WHAT IS REQUIRED ▸
Look through the listing for the word "안심하고". Copy each line that has it.

:::

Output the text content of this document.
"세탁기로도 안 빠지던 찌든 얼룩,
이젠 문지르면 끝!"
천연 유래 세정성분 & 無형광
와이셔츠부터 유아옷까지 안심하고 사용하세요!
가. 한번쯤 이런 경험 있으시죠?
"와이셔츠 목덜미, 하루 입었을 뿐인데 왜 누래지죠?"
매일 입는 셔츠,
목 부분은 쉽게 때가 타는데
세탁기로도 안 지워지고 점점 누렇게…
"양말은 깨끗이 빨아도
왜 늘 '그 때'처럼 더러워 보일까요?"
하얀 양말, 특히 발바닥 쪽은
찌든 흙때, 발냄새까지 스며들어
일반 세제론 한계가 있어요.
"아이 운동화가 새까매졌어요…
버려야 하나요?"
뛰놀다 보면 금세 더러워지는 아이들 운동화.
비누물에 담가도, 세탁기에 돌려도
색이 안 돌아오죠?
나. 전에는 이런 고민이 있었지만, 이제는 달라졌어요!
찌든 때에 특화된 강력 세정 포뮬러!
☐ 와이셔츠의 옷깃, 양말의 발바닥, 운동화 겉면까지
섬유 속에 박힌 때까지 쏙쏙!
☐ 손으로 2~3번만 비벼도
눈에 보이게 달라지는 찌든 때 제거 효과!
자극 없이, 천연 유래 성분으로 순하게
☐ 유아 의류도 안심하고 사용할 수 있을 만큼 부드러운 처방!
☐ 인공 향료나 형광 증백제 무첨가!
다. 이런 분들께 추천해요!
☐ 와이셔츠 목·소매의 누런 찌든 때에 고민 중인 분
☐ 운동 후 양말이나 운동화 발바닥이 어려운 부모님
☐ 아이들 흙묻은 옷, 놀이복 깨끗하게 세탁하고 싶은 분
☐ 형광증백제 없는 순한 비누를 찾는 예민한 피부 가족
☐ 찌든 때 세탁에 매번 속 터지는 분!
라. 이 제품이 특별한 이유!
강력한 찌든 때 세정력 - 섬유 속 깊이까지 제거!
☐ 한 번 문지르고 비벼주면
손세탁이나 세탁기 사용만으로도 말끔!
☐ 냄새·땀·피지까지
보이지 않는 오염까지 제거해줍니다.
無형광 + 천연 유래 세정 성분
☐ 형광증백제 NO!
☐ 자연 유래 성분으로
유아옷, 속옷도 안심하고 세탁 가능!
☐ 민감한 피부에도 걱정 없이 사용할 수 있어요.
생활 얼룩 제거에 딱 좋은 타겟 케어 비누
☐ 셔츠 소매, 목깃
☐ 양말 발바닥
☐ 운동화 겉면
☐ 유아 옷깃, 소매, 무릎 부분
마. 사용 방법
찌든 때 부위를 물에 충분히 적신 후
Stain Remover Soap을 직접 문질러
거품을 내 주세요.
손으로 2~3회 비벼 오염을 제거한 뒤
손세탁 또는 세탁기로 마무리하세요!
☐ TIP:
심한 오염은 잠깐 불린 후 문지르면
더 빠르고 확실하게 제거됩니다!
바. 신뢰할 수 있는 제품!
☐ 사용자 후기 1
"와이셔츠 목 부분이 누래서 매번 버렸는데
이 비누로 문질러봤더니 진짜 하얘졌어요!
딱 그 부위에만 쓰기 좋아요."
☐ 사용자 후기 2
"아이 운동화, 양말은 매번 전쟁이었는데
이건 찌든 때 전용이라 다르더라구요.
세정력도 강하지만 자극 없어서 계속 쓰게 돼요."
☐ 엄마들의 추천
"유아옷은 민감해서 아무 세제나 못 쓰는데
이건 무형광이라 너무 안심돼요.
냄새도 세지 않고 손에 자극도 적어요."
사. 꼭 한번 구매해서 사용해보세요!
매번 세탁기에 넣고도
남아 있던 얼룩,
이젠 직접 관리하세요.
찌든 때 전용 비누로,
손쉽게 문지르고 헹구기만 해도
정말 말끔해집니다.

:::

SOLUTION FOR THIS TASK ▸
와이셔츠부터 유아옷까지 안심하고 사용하세요!
☐ 유아 의류도 안심하고 사용할 수 있을 만큼 부드러운 처방!
유아옷, 속옷도 안심하고 세탁 가능!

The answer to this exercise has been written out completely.